Required work: Pictures don't belong in the copy; print all the records exactly.

-*-

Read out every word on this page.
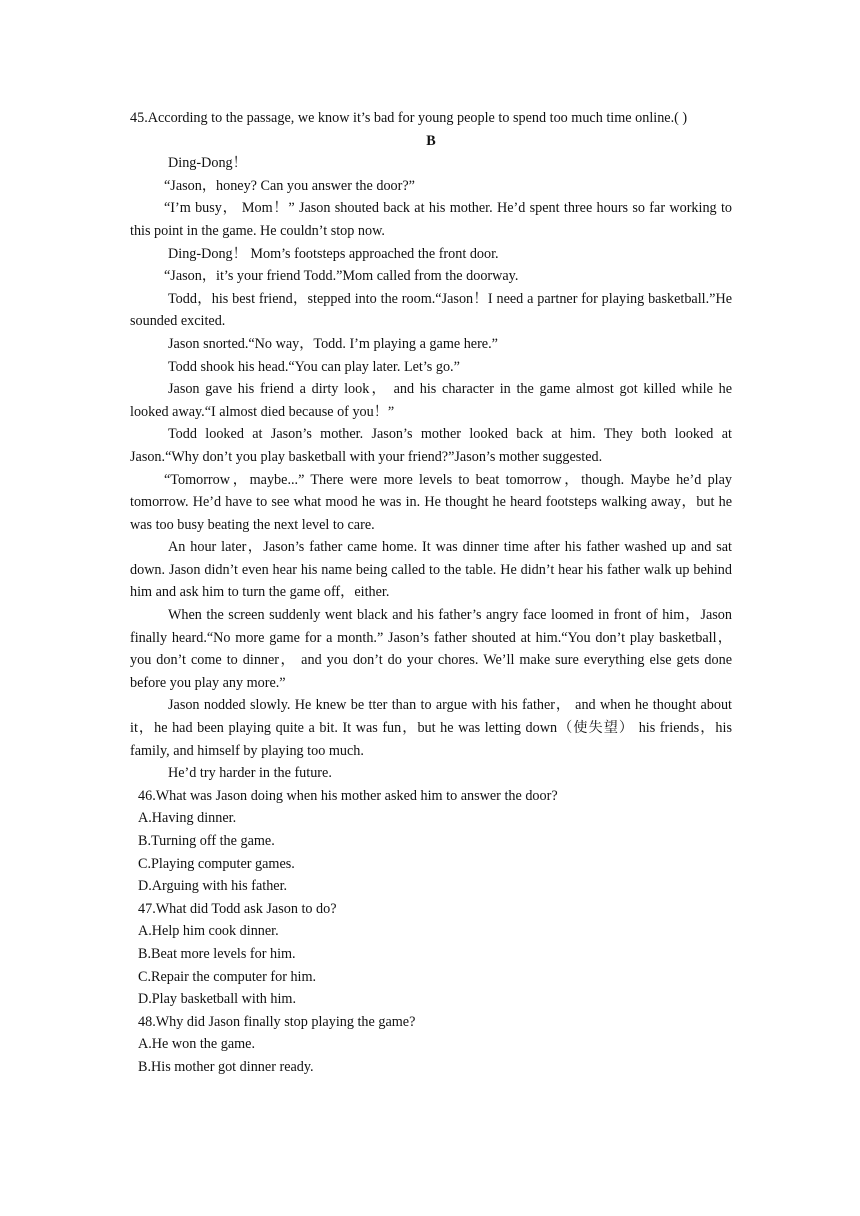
45.According to the passage, we know it’s bad for young people to spend too much time online.( )

B

Ding-Dong！

“Jason，honey? Can you answer the door?”

“I’m busy， Mom！” Jason shouted back at his mother. He’d spent three hours so far working to this point in the game. He couldn’t stop now.

Ding-Dong！ Mom’s footsteps approached the front door.

“Jason，it’s your friend Todd.”Mom called from the doorway.

Todd，his best friend，stepped into the room.“Jason！I need a partner for playing basketball.”He sounded excited.

Jason snorted.“No way，Todd. I’m playing a game here.”

Todd shook his head.“You can play later. Let’s go.”

Jason gave his friend a dirty look， and his character in the game almost got killed while he looked away.“I almost died because of you！”

Todd looked at Jason’s mother. Jason’s mother looked back at him. They both looked at Jason.“Why don’t you play basketball with your friend?”Jason’s mother suggested.

“Tomorrow，maybe...” There were more levels to beat tomorrow，though. Maybe he’d play tomorrow. He’d have to see what mood he was in. He thought he heard footsteps walking away，but he was too busy beating the next level to care.

An hour later，Jason’s father came home. It was dinner time after his father washed up and sat down. Jason didn’t even hear his name being called to the table. He didn’t hear his father walk up behind him and ask him to turn the game off，either.

When the screen suddenly went black and his father’s angry face loomed in front of him，Jason finally heard.“No more game for a month.” Jason’s father shouted at him.“You don’t play basketball， you don’t come to dinner， and you don’t do your chores. We’ll make sure everything else gets done before you play any more.”

Jason nodded slowly. He knew be tter than to argue with his father， and when he thought about it，he had been playing quite a bit. It was fun，but he was letting down（使失望） his friends，his family, and himself by playing too much.

He’d try harder in the future.

46.What was Jason doing when his mother asked him to answer the door?

A.Having dinner.

B.Turning off the game.

C.Playing computer games.

D.Arguing with his father.

47.What did Todd ask Jason to do?

A.Help him cook dinner.

B.Beat more levels for him.

C.Repair the computer for him.

D.Play basketball with him.

48.Why did Jason finally stop playing the game?

A.He won the game.

B.His mother got dinner ready.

-*-

Response to the task:
Read out every word on this page.
45.According to the passage, we know it’s bad for young people to spend too much time online.( )

B

Ding-Dong！

“Jason，honey? Can you answer the door?”

“I’m busy， Mom！” Jason shouted back at his mother. He’d spent three hours so far working to this point in the game. He couldn’t stop now.

Ding-Dong！ Mom’s footsteps approached the front door.

“Jason，it’s your friend Todd.”Mom called from the doorway.

Todd，his best friend，stepped into the room.“Jason！I need a partner for playing basketball.”He sounded excited.

Jason snorted.“No way，Todd. I’m playing a game here.”

Todd shook his head.“You can play later. Let’s go.”

Jason gave his friend a dirty look， and his character in the game almost got killed while he looked away.“I almost died because of you！”

Todd looked at Jason’s mother. Jason’s mother looked back at him. They both looked at Jason.“Why don’t you play basketball with your friend?”Jason’s mother suggested.

“Tomorrow，maybe...” There were more levels to beat tomorrow，though. Maybe he’d play tomorrow. He’d have to see what mood he was in. He thought he heard footsteps walking away，but he was too busy beating the next level to care.

An hour later，Jason’s father came home. It was dinner time after his father washed up and sat down. Jason didn’t even hear his name being called to the table. He didn’t hear his father walk up behind him and ask him to turn the game off，either.

When the screen suddenly went black and his father’s angry face loomed in front of him，Jason finally heard.“No more game for a month.” Jason’s father shouted at him.“You don’t play basketball， you don’t come to dinner， and you don’t do your chores. We’ll make sure everything else gets done before you play any more.”

Jason nodded slowly. He knew be tter than to argue with his father， and when he thought about it，he had been playing quite a bit. It was fun，but he was letting down（使失望） his friends，his family, and himself by playing too much.

He’d try harder in the future.

46.What was Jason doing when his mother asked him to answer the door?

A.Having dinner.

B.Turning off the game.

C.Playing computer games.

D.Arguing with his father.

47.What did Todd ask Jason to do?

A.Help him cook dinner.

B.Beat more levels for him.

C.Repair the computer for him.

D.Play basketball with him.

48.Why did Jason finally stop playing the game?

A.He won the game.

B.His mother got dinner ready.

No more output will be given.